_Task data_:
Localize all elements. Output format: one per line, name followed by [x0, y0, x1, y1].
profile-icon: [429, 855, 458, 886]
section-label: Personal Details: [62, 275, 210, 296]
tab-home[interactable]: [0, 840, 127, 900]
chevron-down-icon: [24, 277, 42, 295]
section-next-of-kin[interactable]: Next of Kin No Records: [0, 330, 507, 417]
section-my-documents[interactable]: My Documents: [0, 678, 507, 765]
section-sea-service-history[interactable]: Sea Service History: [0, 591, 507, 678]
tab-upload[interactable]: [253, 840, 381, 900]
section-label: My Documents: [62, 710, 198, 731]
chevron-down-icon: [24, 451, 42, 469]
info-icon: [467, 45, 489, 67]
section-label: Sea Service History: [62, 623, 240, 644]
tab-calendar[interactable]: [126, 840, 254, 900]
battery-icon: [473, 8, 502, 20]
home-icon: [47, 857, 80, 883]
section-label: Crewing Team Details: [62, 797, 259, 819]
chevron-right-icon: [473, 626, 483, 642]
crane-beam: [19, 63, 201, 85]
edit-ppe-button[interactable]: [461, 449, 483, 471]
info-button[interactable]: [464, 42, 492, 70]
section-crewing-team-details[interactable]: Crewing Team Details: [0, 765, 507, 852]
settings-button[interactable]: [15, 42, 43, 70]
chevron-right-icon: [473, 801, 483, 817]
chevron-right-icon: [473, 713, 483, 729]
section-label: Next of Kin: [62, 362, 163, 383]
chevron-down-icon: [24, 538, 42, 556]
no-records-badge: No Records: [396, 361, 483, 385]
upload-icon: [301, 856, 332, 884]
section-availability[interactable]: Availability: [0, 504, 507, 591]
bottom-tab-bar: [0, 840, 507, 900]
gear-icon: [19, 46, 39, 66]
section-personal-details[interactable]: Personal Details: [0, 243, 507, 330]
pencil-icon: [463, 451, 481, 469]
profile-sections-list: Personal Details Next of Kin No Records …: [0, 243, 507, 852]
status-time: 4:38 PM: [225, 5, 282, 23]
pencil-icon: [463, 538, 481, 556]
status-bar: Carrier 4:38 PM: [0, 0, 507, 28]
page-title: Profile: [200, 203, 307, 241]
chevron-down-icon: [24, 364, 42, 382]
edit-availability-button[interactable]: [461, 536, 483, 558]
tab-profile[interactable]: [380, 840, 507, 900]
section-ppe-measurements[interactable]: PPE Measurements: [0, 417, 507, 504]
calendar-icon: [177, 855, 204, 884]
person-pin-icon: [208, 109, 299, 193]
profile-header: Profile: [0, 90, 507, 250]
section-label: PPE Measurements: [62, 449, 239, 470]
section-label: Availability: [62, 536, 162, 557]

_Stated goal_:
Retype all of the records above word for word, keeping every line as it is.

_Response_:
Localize all elements. Output format: one per line, name followed by [x0, y0, x1, y1].
profile-icon: [429, 855, 458, 886]
section-label: Personal Details: [62, 275, 210, 296]
tab-home[interactable]: [0, 840, 127, 900]
chevron-down-icon: [24, 277, 42, 295]
section-next-of-kin[interactable]: Next of Kin No Records: [0, 330, 507, 417]
section-my-documents[interactable]: My Documents: [0, 678, 507, 765]
section-sea-service-history[interactable]: Sea Service History: [0, 591, 507, 678]
tab-upload[interactable]: [253, 840, 381, 900]
section-label: My Documents: [62, 710, 198, 731]
chevron-down-icon: [24, 451, 42, 469]
info-icon: [467, 45, 489, 67]
section-label: Sea Service History: [62, 623, 240, 644]
tab-calendar[interactable]: [126, 840, 254, 900]
battery-icon: [473, 8, 502, 20]
home-icon: [47, 857, 80, 883]
section-label: Crewing Team Details: [62, 797, 259, 819]
chevron-right-icon: [473, 626, 483, 642]
crane-beam: [19, 63, 201, 85]
edit-ppe-button[interactable]: [461, 449, 483, 471]
info-button[interactable]: [464, 42, 492, 70]
section-crewing-team-details[interactable]: Crewing Team Details: [0, 765, 507, 852]
settings-button[interactable]: [15, 42, 43, 70]
chevron-right-icon: [473, 801, 483, 817]
chevron-right-icon: [473, 713, 483, 729]
section-label: Next of Kin: [62, 362, 163, 383]
chevron-down-icon: [24, 538, 42, 556]
no-records-badge: No Records: [396, 361, 483, 385]
upload-icon: [301, 856, 332, 884]
section-availability[interactable]: Availability: [0, 504, 507, 591]
bottom-tab-bar: [0, 840, 507, 900]
gear-icon: [19, 46, 39, 66]
section-personal-details[interactable]: Personal Details: [0, 243, 507, 330]
pencil-icon: [463, 451, 481, 469]
profile-sections-list: Personal Details Next of Kin No Records …: [0, 243, 507, 852]
status-time: 4:38 PM: [225, 5, 282, 23]
pencil-icon: [463, 538, 481, 556]
status-bar: Carrier 4:38 PM: [0, 0, 507, 28]
page-title: Profile: [200, 203, 307, 241]
chevron-down-icon: [24, 364, 42, 382]
edit-availability-button[interactable]: [461, 536, 483, 558]
tab-profile[interactable]: [380, 840, 507, 900]
section-ppe-measurements[interactable]: PPE Measurements: [0, 417, 507, 504]
calendar-icon: [177, 855, 204, 884]
person-pin-icon: [208, 109, 299, 193]
profile-header: Profile: [0, 90, 507, 250]
section-label: PPE Measurements: [62, 449, 239, 470]
section-label: Availability: [62, 536, 162, 557]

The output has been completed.